What you are asked to do:
Where the word "structured" occurs in a line, return that line.

Dataset rows:
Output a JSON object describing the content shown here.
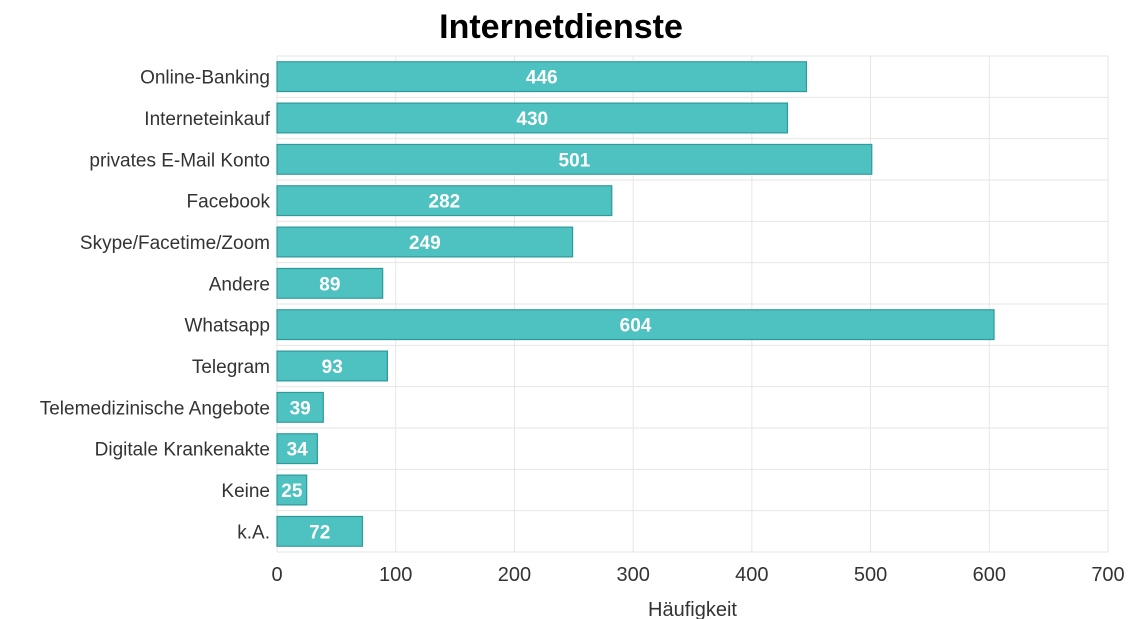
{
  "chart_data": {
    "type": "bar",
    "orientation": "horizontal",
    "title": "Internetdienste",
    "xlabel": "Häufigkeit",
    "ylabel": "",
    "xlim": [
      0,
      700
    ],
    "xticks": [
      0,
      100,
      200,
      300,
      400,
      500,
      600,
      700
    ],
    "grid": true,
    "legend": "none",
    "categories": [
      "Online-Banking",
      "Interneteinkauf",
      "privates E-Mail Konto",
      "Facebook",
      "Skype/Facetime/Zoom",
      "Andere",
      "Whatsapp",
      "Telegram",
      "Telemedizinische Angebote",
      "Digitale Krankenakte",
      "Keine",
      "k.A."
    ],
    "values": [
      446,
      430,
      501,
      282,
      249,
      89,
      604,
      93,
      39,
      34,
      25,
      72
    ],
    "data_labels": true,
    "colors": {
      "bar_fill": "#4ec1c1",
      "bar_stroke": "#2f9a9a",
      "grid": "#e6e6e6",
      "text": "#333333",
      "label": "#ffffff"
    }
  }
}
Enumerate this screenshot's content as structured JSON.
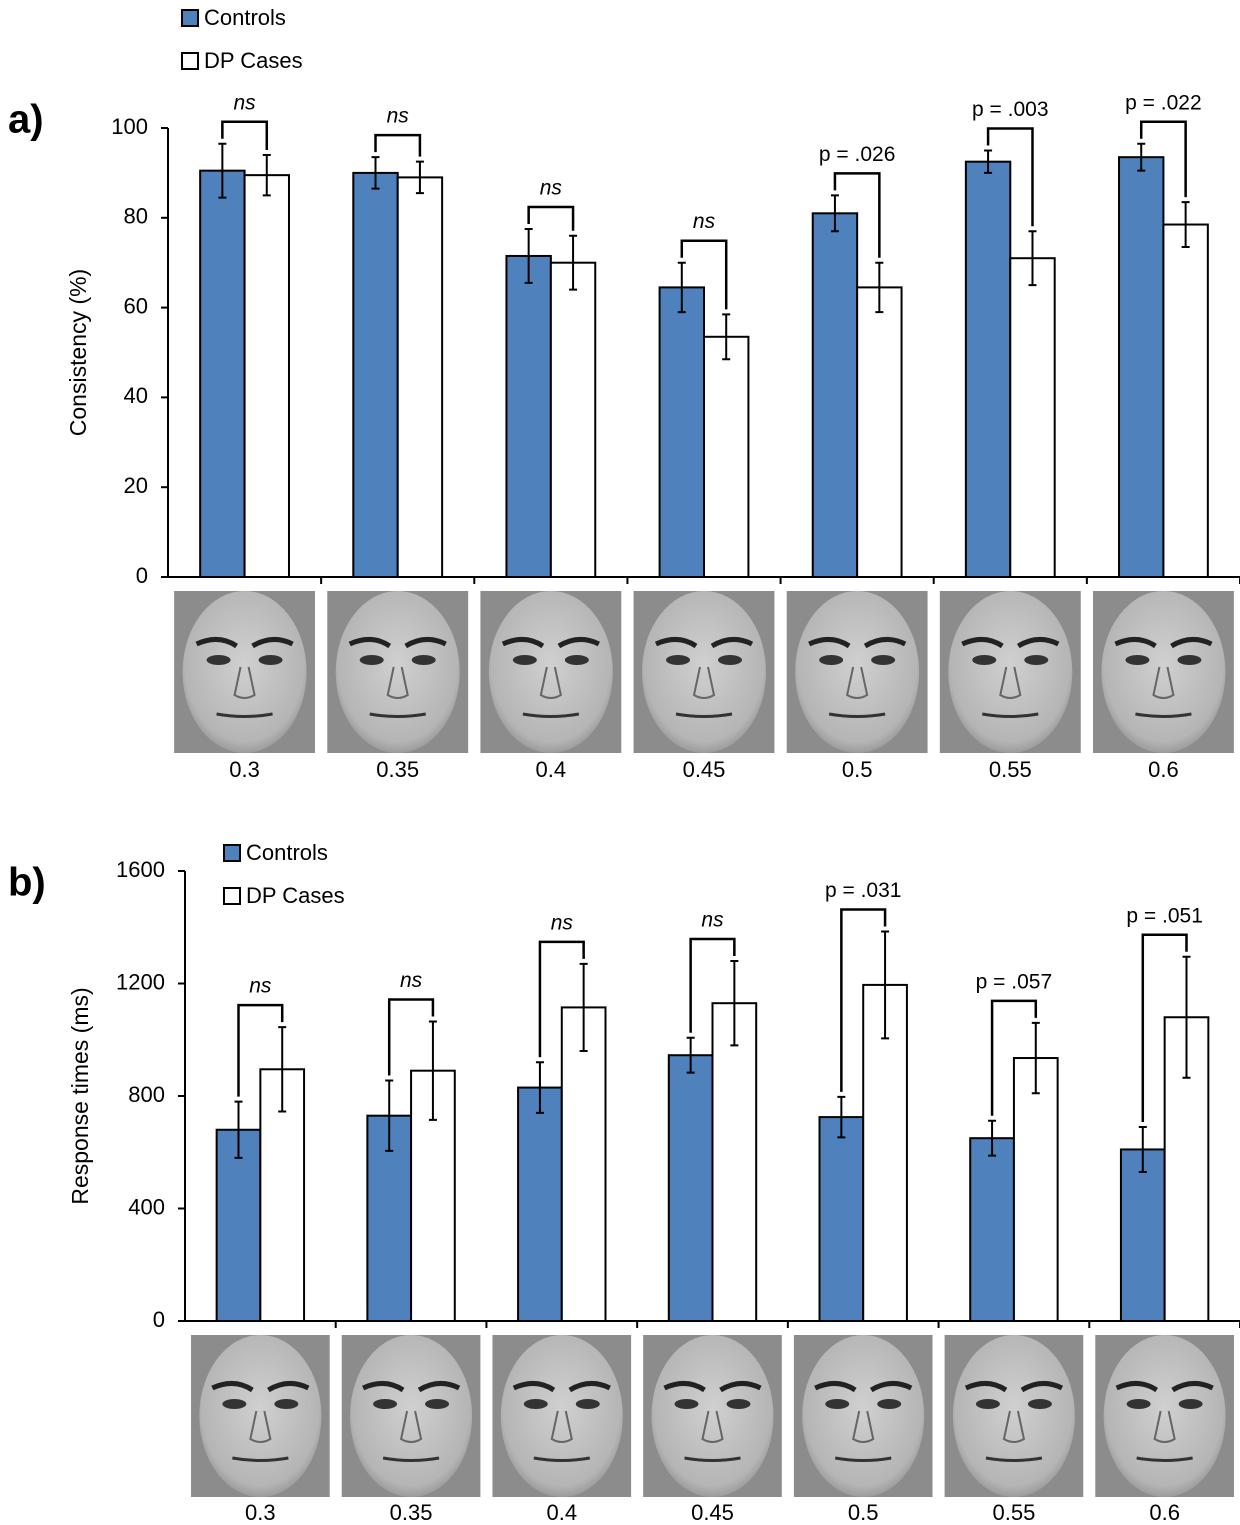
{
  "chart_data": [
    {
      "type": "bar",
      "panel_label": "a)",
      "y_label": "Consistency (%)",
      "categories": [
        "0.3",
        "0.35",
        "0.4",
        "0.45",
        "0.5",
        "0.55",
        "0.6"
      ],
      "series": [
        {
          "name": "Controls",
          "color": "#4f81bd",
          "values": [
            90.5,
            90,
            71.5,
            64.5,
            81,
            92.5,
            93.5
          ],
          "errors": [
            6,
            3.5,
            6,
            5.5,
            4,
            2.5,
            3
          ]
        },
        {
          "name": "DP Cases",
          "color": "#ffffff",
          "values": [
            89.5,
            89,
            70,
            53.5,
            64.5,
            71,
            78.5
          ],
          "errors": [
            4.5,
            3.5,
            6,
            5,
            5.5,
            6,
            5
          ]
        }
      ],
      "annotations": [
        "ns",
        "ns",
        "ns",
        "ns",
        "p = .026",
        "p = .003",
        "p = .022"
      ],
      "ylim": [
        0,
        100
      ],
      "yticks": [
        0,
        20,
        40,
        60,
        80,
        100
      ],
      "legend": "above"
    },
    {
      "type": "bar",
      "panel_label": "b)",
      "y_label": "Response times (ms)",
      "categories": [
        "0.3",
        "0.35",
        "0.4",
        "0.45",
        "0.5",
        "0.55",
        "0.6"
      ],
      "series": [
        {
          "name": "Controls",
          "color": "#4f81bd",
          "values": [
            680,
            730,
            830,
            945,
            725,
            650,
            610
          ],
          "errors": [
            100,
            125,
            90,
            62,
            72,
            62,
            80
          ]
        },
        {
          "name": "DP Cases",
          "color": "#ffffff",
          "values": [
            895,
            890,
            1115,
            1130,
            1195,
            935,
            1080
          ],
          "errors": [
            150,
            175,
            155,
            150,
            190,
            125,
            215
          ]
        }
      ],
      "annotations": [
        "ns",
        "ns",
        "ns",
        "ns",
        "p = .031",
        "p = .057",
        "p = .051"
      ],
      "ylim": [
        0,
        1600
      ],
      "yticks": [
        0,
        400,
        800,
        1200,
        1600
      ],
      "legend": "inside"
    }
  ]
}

--

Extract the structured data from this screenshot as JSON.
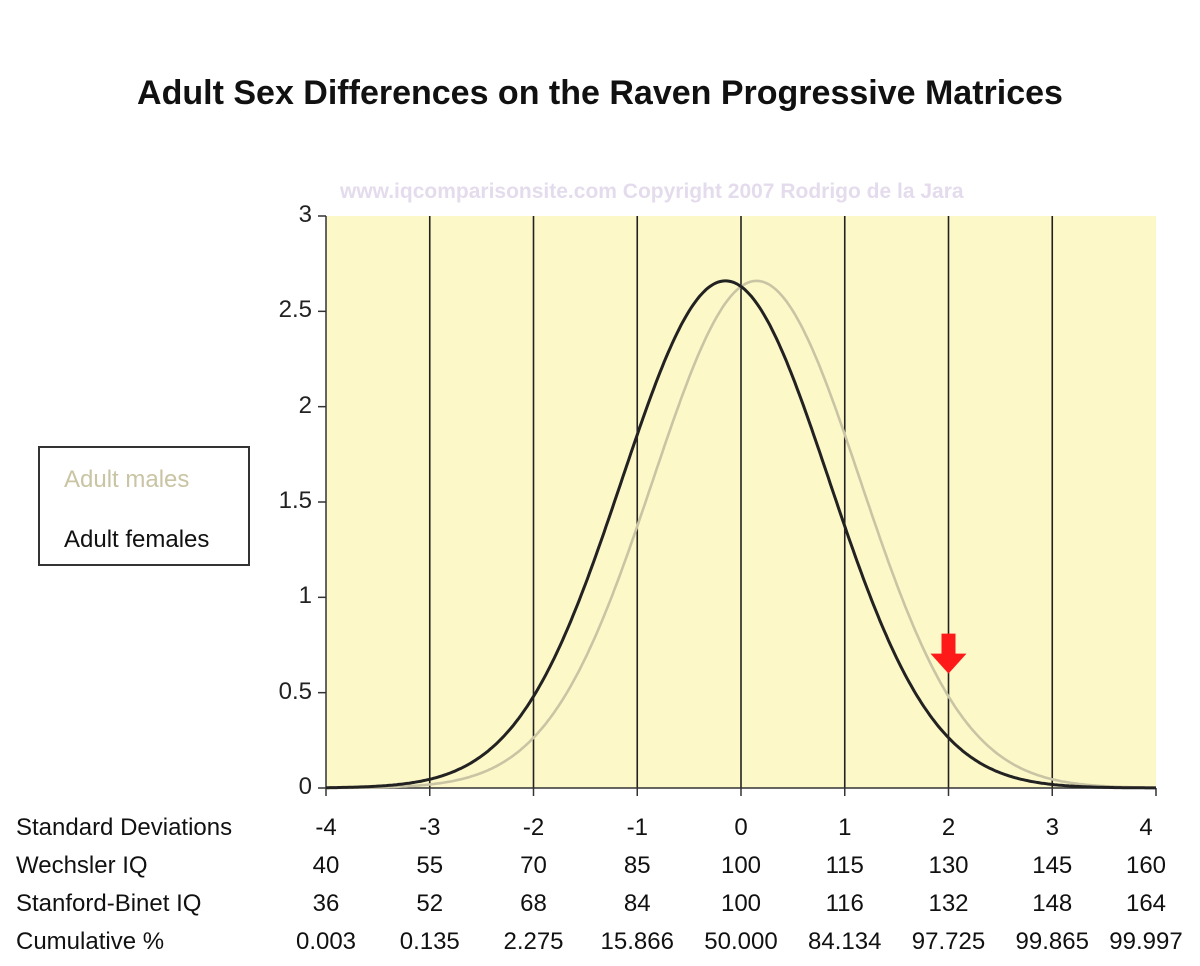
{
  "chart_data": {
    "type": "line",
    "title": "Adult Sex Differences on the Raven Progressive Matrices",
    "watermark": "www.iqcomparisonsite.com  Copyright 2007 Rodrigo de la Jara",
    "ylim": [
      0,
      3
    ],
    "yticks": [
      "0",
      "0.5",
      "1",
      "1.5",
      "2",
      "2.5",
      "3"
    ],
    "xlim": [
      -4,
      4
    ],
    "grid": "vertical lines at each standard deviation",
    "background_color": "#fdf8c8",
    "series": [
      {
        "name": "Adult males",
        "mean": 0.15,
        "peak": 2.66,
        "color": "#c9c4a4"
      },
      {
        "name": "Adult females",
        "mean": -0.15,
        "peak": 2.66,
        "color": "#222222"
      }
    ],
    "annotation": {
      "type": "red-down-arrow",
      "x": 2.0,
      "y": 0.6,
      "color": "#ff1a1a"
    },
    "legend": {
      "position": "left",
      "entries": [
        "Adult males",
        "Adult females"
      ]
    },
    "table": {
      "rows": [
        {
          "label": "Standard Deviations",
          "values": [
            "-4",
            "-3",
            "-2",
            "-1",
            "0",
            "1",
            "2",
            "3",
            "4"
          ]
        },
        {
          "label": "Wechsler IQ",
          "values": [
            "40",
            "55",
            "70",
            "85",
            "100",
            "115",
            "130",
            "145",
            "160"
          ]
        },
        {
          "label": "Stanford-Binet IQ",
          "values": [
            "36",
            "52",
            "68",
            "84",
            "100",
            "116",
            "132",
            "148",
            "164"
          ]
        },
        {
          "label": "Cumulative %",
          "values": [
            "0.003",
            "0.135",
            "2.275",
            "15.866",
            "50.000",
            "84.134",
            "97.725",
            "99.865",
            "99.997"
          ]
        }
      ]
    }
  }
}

* * *

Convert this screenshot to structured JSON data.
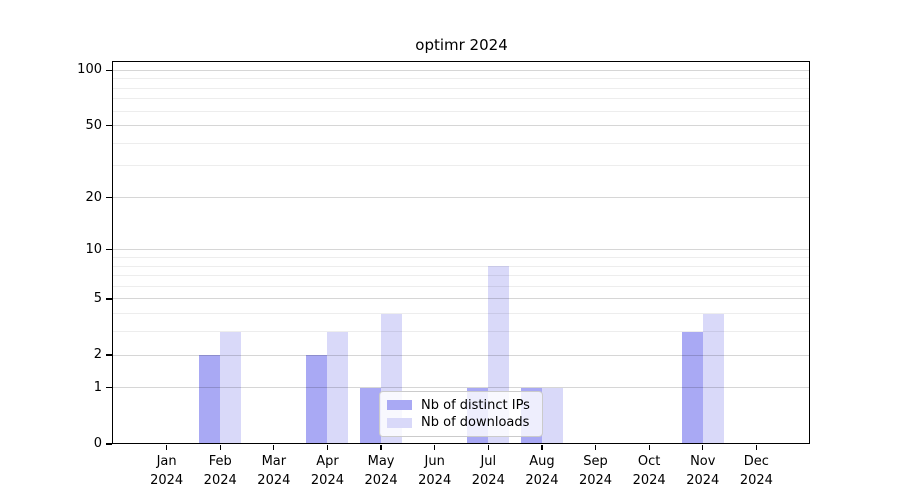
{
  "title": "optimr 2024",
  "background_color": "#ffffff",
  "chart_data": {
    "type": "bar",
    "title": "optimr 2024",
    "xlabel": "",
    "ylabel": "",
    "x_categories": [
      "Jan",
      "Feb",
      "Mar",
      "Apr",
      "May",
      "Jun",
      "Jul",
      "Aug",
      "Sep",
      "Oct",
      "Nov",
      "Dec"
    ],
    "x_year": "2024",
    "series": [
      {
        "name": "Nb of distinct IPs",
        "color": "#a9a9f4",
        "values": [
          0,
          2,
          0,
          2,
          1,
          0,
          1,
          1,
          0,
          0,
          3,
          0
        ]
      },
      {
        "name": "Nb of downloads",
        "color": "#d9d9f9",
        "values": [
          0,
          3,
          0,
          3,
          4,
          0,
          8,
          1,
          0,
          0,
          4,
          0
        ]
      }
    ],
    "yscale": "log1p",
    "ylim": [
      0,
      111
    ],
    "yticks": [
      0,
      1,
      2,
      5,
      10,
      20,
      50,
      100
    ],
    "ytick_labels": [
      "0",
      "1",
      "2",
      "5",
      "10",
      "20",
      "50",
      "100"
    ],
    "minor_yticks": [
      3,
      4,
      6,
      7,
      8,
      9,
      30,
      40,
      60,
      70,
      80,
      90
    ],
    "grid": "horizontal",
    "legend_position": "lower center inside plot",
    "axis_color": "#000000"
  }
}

Reply:
Enumerate this screenshot's content as structured JSON.
Extract the structured data from this screenshot as JSON.
Convert this screenshot to structured JSON data.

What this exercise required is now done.